Raw records
++++++++

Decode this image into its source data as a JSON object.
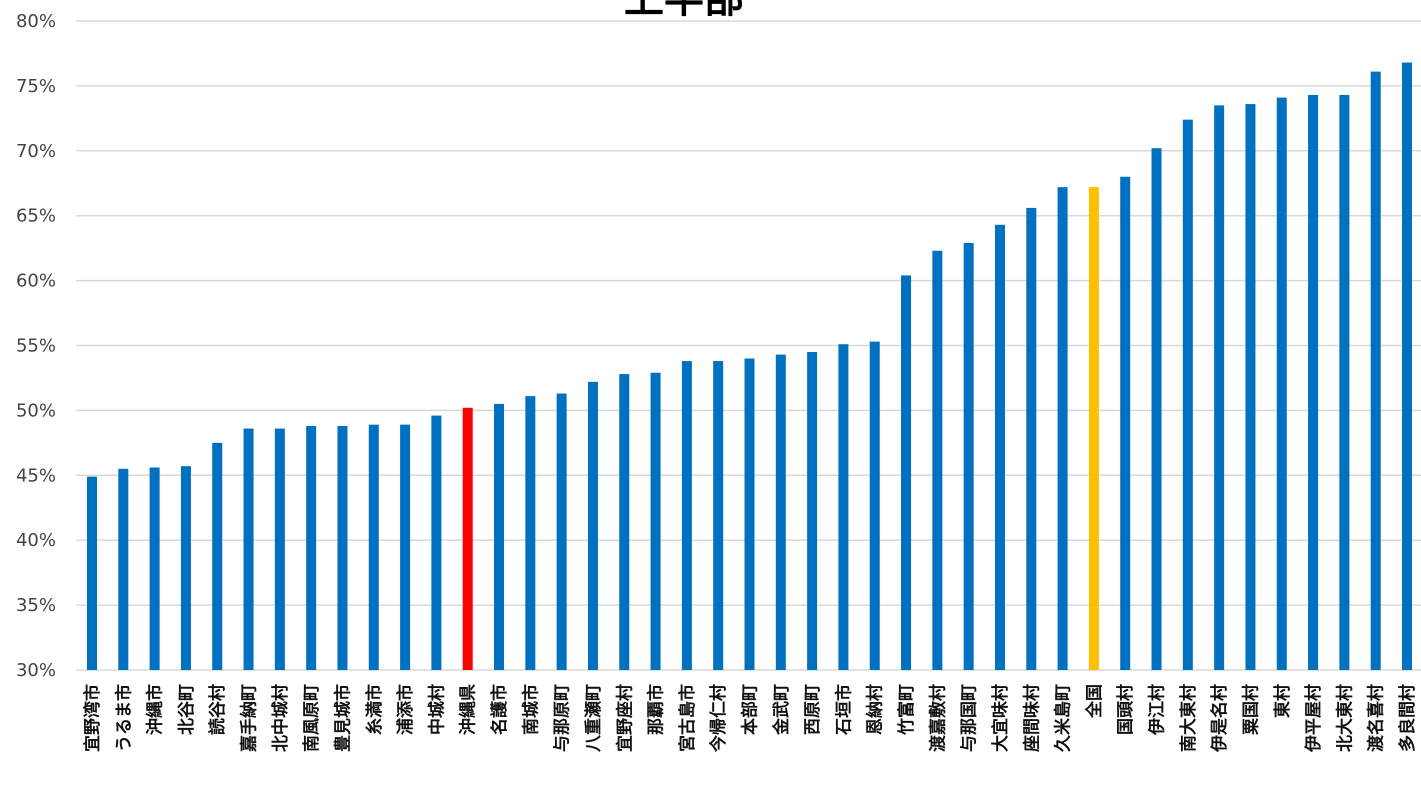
{
  "chart_data": {
    "type": "bar",
    "title": "上半部",
    "xlabel": "",
    "ylabel": "",
    "ylim": [
      30,
      80
    ],
    "y_ticks": [
      "30%",
      "35%",
      "40%",
      "45%",
      "50%",
      "55%",
      "60%",
      "65%",
      "70%",
      "75%",
      "80%"
    ],
    "grid": true,
    "legend": "none",
    "colors": {
      "default": "#0070c0",
      "prefecture": "#ff0000",
      "national": "#ffc000"
    },
    "categories": [
      "宜野湾市",
      "うるま市",
      "沖縄市",
      "北谷町",
      "読谷村",
      "嘉手納町",
      "北中城村",
      "南風原町",
      "豊見城市",
      "糸満市",
      "浦添市",
      "中城村",
      "沖縄県",
      "名護市",
      "南城市",
      "与那原町",
      "八重瀬町",
      "宜野座村",
      "那覇市",
      "宮古島市",
      "今帰仁村",
      "本部町",
      "金武町",
      "西原町",
      "石垣市",
      "恩納村",
      "竹富町",
      "渡嘉敷村",
      "与那国町",
      "大宜味村",
      "座間味村",
      "久米島町",
      "全国",
      "国頭村",
      "伊江村",
      "南大東村",
      "伊是名村",
      "粟国村",
      "東村",
      "伊平屋村",
      "北大東村",
      "渡名喜村",
      "多良間村"
    ],
    "values": [
      44.9,
      45.5,
      45.6,
      45.7,
      47.5,
      48.6,
      48.6,
      48.8,
      48.8,
      48.9,
      48.9,
      49.6,
      50.2,
      50.5,
      51.1,
      51.3,
      52.2,
      52.8,
      52.9,
      53.8,
      53.8,
      54.0,
      54.3,
      54.5,
      55.1,
      55.3,
      60.4,
      62.3,
      62.9,
      64.3,
      65.6,
      67.2,
      67.2,
      68.0,
      70.2,
      72.4,
      73.5,
      73.6,
      74.1,
      74.3,
      74.3,
      76.1,
      76.8
    ],
    "bar_colors": [
      "#0070c0",
      "#0070c0",
      "#0070c0",
      "#0070c0",
      "#0070c0",
      "#0070c0",
      "#0070c0",
      "#0070c0",
      "#0070c0",
      "#0070c0",
      "#0070c0",
      "#0070c0",
      "#ff0000",
      "#0070c0",
      "#0070c0",
      "#0070c0",
      "#0070c0",
      "#0070c0",
      "#0070c0",
      "#0070c0",
      "#0070c0",
      "#0070c0",
      "#0070c0",
      "#0070c0",
      "#0070c0",
      "#0070c0",
      "#0070c0",
      "#0070c0",
      "#0070c0",
      "#0070c0",
      "#0070c0",
      "#0070c0",
      "#ffc000",
      "#0070c0",
      "#0070c0",
      "#0070c0",
      "#0070c0",
      "#0070c0",
      "#0070c0",
      "#0070c0",
      "#0070c0",
      "#0070c0",
      "#0070c0"
    ]
  }
}
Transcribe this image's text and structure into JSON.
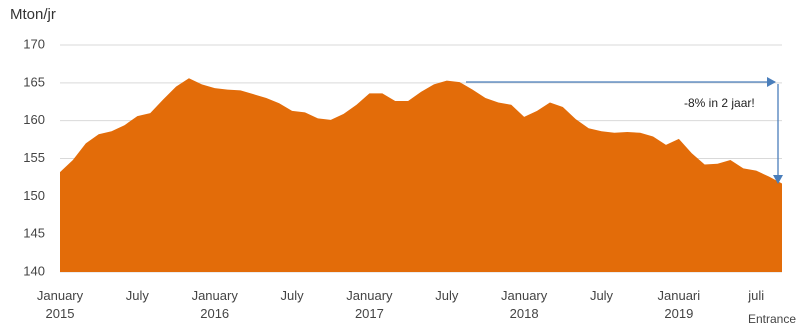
{
  "chart_data": {
    "type": "area",
    "y_label": "Mton/jr",
    "annotation": "-8% in 2 jaar!",
    "source": "Entrance",
    "color": "#e36c09",
    "grid": true,
    "ylim": [
      140,
      170
    ],
    "yticks": [
      140,
      145,
      150,
      155,
      160,
      165,
      170
    ],
    "categories": [
      "January\n2015",
      null,
      null,
      null,
      null,
      null,
      "July",
      null,
      null,
      null,
      null,
      null,
      "January\n2016",
      null,
      null,
      null,
      null,
      null,
      "July",
      null,
      null,
      null,
      null,
      null,
      "January\n2017",
      null,
      null,
      null,
      null,
      null,
      "July",
      null,
      null,
      null,
      null,
      null,
      "January\n2018",
      null,
      null,
      null,
      null,
      null,
      "July",
      null,
      null,
      null,
      null,
      null,
      "Januari\n2019",
      null,
      null,
      null,
      null,
      null,
      "juli",
      null,
      null
    ],
    "values": [
      153.2,
      154.8,
      157,
      158.2,
      158.6,
      159.4,
      160.6,
      161,
      162.8,
      164.5,
      165.6,
      164.8,
      164.3,
      164.1,
      164,
      163.5,
      163,
      162.3,
      161.3,
      161.1,
      160.3,
      160.1,
      160.9,
      162.1,
      163.6,
      163.6,
      162.6,
      162.6,
      163.8,
      164.8,
      165.3,
      165.1,
      164.1,
      163,
      162.4,
      162.1,
      160.5,
      161.3,
      162.4,
      161.8,
      160.2,
      159,
      158.6,
      158.4,
      158.5,
      158.4,
      157.9,
      156.8,
      157.6,
      155.7,
      154.2,
      154.3,
      154.8,
      153.7,
      153.4,
      152.6,
      151.7
    ]
  }
}
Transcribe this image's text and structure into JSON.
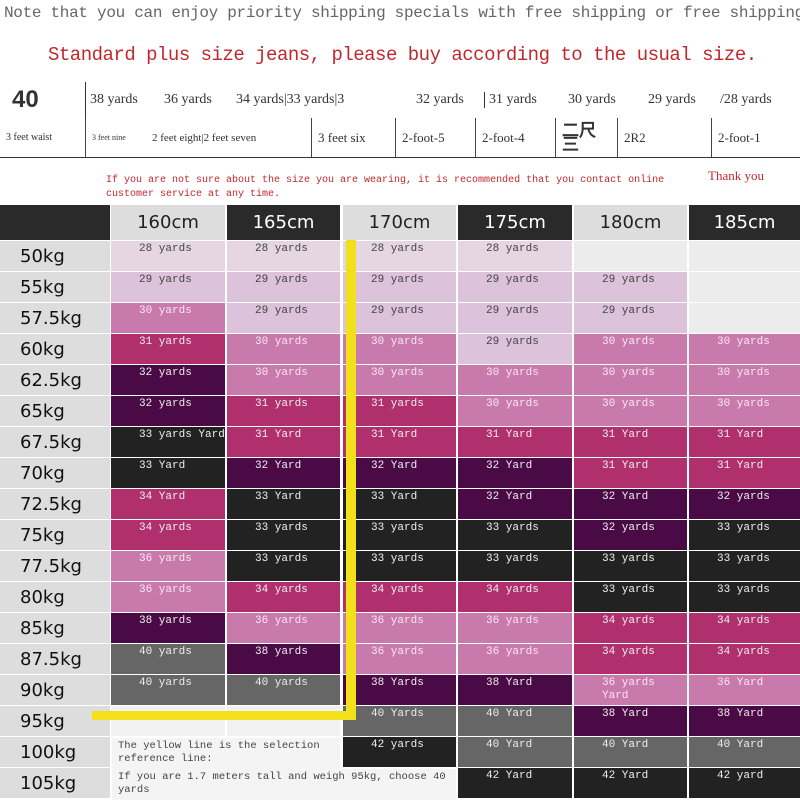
{
  "header": {
    "note": "Note that you can enjoy priority shipping specials with free shipping or free shipping",
    "standard": "Standard plus size jeans, please buy according to the usual size."
  },
  "sizes": [
    "40",
    "38 yards",
    "36 yards",
    "34 yards|33 yards|3",
    "32 yards",
    "31 yards",
    "30 yards",
    "29 yards",
    "/28 yards"
  ],
  "waists": [
    "3 feet waist",
    "3 feet nine",
    "2 feet eight|2 feet seven",
    "3 feet six",
    "2-foot-5",
    "2-foot-4",
    "二尺三",
    "2R2",
    "2-foot-1"
  ],
  "tip": "If you are not sure about the size you are wearing, it is recommended that you contact online customer service at any time.",
  "thanks": "Thank you",
  "heights": [
    "160cm",
    "165cm",
    "170cm",
    "175cm",
    "180cm",
    "185cm"
  ],
  "weights": [
    "50kg",
    "55kg",
    "57.5kg",
    "60kg",
    "62.5kg",
    "65kg",
    "67.5kg",
    "70kg",
    "72.5kg",
    "75kg",
    "77.5kg",
    "80kg",
    "85kg",
    "87.5kg",
    "90kg",
    "95kg",
    "100kg",
    "105kg"
  ],
  "colors": {
    "L1": "#e6d6e4",
    "L2": "#dcc2da",
    "P": "#c87aac",
    "M": "#b0306e",
    "D": "#4a0a45",
    "K": "#222222",
    "G": "#666666",
    "E": "#ececec",
    "yellow": "#f2e01a"
  },
  "columns": [
    [
      [
        "28 yards",
        "L1"
      ],
      [
        "29 yards",
        "L2"
      ],
      [
        "30 yards",
        "P"
      ],
      [
        "31 yards",
        "M"
      ],
      [
        "32 yards",
        "D"
      ],
      [
        "32 yards",
        "D"
      ],
      [
        "33 yards Yard",
        "K"
      ],
      [
        "33 Yard",
        "K"
      ],
      [
        "34 Yard",
        "M"
      ],
      [
        "34 yards",
        "M"
      ],
      [
        "36 yards",
        "P"
      ],
      [
        "36 yards",
        "P"
      ],
      [
        "38 yards",
        "D"
      ],
      [
        "40 yards",
        "G"
      ],
      [
        "40 yards",
        "G"
      ]
    ],
    [
      [
        "28 yards",
        "L1"
      ],
      [
        "29 yards",
        "L2"
      ],
      [
        "29 yards",
        "L2"
      ],
      [
        "30 yards",
        "P"
      ],
      [
        "30 yards",
        "P"
      ],
      [
        "31 yards",
        "M"
      ],
      [
        "31 Yard",
        "M"
      ],
      [
        "32 Yard",
        "D"
      ],
      [
        "33 Yard",
        "K"
      ],
      [
        "33 yards",
        "K"
      ],
      [
        "33 yards",
        "K"
      ],
      [
        "34 yards",
        "M"
      ],
      [
        "36 yards",
        "P"
      ],
      [
        "38 yards",
        "D"
      ],
      [
        "40 yards",
        "G"
      ]
    ],
    [
      [
        "28 yards",
        "L1"
      ],
      [
        "29 yards",
        "L2"
      ],
      [
        "29 yards",
        "L2"
      ],
      [
        "30 yards",
        "P"
      ],
      [
        "30 yards",
        "P"
      ],
      [
        "31 yards",
        "M"
      ],
      [
        "31 Yard",
        "M"
      ],
      [
        "32 Yard",
        "D"
      ],
      [
        "33 Yard",
        "K"
      ],
      [
        "33 yards",
        "K"
      ],
      [
        "33 yards",
        "K"
      ],
      [
        "34 yards",
        "M"
      ],
      [
        "36 yards",
        "P"
      ],
      [
        "36 yards",
        "P"
      ],
      [
        "38 Yards",
        "D"
      ],
      [
        "40 Yards",
        "G"
      ],
      [
        "42 yards",
        "K"
      ]
    ],
    [
      [
        "28 yards",
        "L1"
      ],
      [
        "29 yards",
        "L2"
      ],
      [
        "29 yards",
        "L2"
      ],
      [
        "29 yards",
        "L2"
      ],
      [
        "30 yards",
        "P"
      ],
      [
        "30 yards",
        "P"
      ],
      [
        "31 Yard",
        "M"
      ],
      [
        "32 Yard",
        "D"
      ],
      [
        "32 Yard",
        "D"
      ],
      [
        "33 yards",
        "K"
      ],
      [
        "33 yards",
        "K"
      ],
      [
        "34 yards",
        "M"
      ],
      [
        "36 yards",
        "P"
      ],
      [
        "36 yards",
        "P"
      ],
      [
        "38 Yard",
        "D"
      ],
      [
        "40 Yard",
        "G"
      ],
      [
        "40 Yard",
        "G"
      ],
      [
        "42 Yard",
        "K"
      ]
    ],
    [
      [
        "",
        "E"
      ],
      [
        "29 yards",
        "L2"
      ],
      [
        "29 yards",
        "L2"
      ],
      [
        "30 yards",
        "P"
      ],
      [
        "30 yards",
        "P"
      ],
      [
        "30 yards",
        "P"
      ],
      [
        "31 Yard",
        "M"
      ],
      [
        "31 Yard",
        "M"
      ],
      [
        "32 Yard",
        "D"
      ],
      [
        "32 yards",
        "D"
      ],
      [
        "33 yards",
        "K"
      ],
      [
        "33 yards",
        "K"
      ],
      [
        "34 yards",
        "M"
      ],
      [
        "34 yards",
        "M"
      ],
      [
        "36 yards Yard",
        "P"
      ],
      [
        "38 Yard",
        "D"
      ],
      [
        "40 Yard",
        "G"
      ],
      [
        "42 Yard",
        "K"
      ]
    ],
    [
      [
        "",
        "E"
      ],
      [
        "",
        "E"
      ],
      [
        "",
        "E"
      ],
      [
        "30 yards",
        "P"
      ],
      [
        "30 yards",
        "P"
      ],
      [
        "30 yards",
        "P"
      ],
      [
        "31 Yard",
        "M"
      ],
      [
        "31 Yard",
        "M"
      ],
      [
        "32 yards",
        "D"
      ],
      [
        "33 yards",
        "K"
      ],
      [
        "33 yards",
        "K"
      ],
      [
        "33 yards",
        "K"
      ],
      [
        "34 yards",
        "M"
      ],
      [
        "34 yards",
        "M"
      ],
      [
        "36 Yard",
        "P"
      ],
      [
        "38 Yard",
        "D"
      ],
      [
        "40 Yard",
        "G"
      ],
      [
        "42 yard",
        "K"
      ]
    ]
  ],
  "notes": {
    "yellow_line": "The yellow line is the selection reference line:",
    "example": "If you are 1.7 meters tall and weigh 95kg, choose 40 yards"
  }
}
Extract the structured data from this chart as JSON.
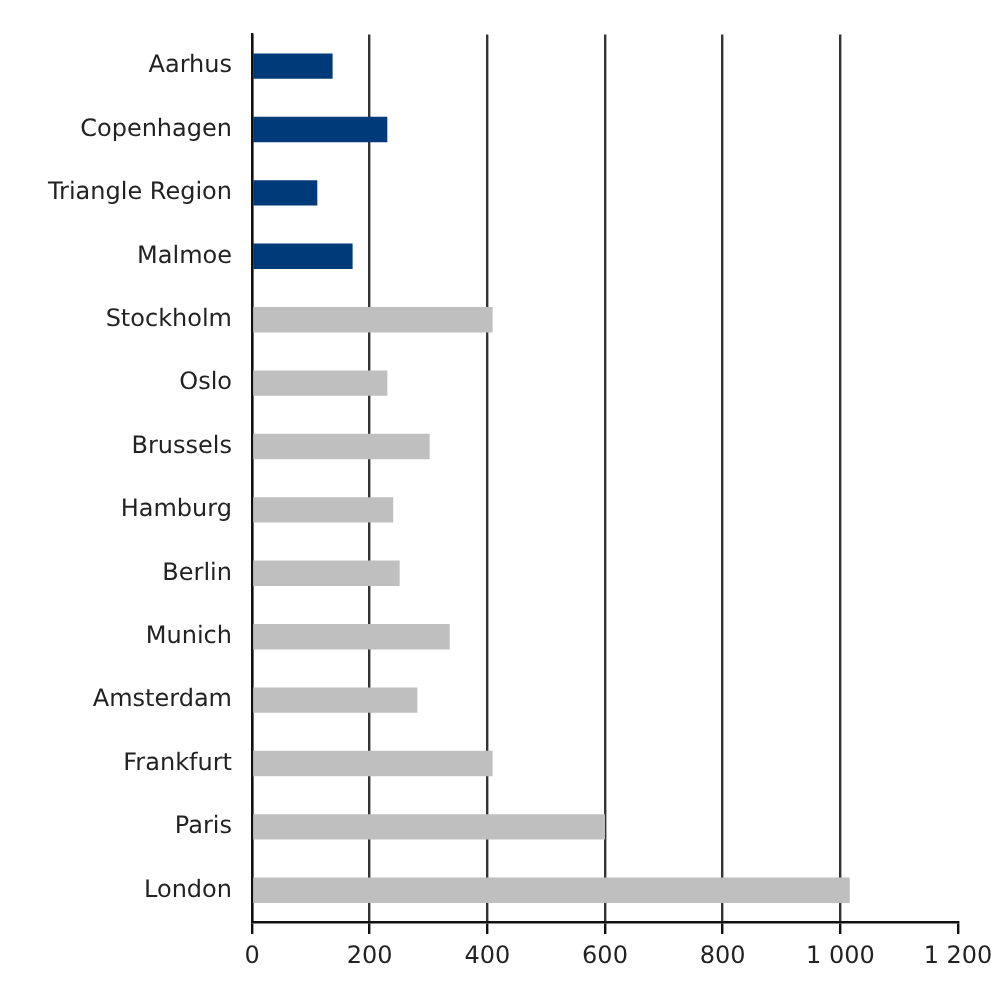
{
  "chart_data": {
    "type": "bar",
    "orientation": "horizontal",
    "categories": [
      "Aarhus",
      "Copenhagen",
      "Triangle Region",
      "Malmoe",
      "Stockholm",
      "Oslo",
      "Brussels",
      "Hamburg",
      "Berlin",
      "Munich",
      "Amsterdam",
      "Frankfurt",
      "Paris",
      "London"
    ],
    "values": [
      137,
      230,
      111,
      171,
      409,
      230,
      302,
      240,
      251,
      336,
      281,
      409,
      600,
      1016
    ],
    "colors": [
      "#003a78",
      "#003a78",
      "#003a78",
      "#003a78",
      "#bfbfbf",
      "#bfbfbf",
      "#bfbfbf",
      "#bfbfbf",
      "#bfbfbf",
      "#bfbfbf",
      "#bfbfbf",
      "#bfbfbf",
      "#bfbfbf",
      "#bfbfbf"
    ],
    "xlim": [
      0,
      1200
    ],
    "xticks": [
      0,
      200,
      400,
      600,
      800,
      {
        "value": 1000,
        "label": "1 000"
      },
      {
        "value": 1200,
        "label": "1 200"
      }
    ],
    "grid": "x"
  }
}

++++++++

(TASK GOAL)
Check every line of the data above for the string "January", and copy those that have it.

(FULL RESPONSE)
      "January\n2015",
      "January\n2016",
      "January\n2017",
      "January\n2018",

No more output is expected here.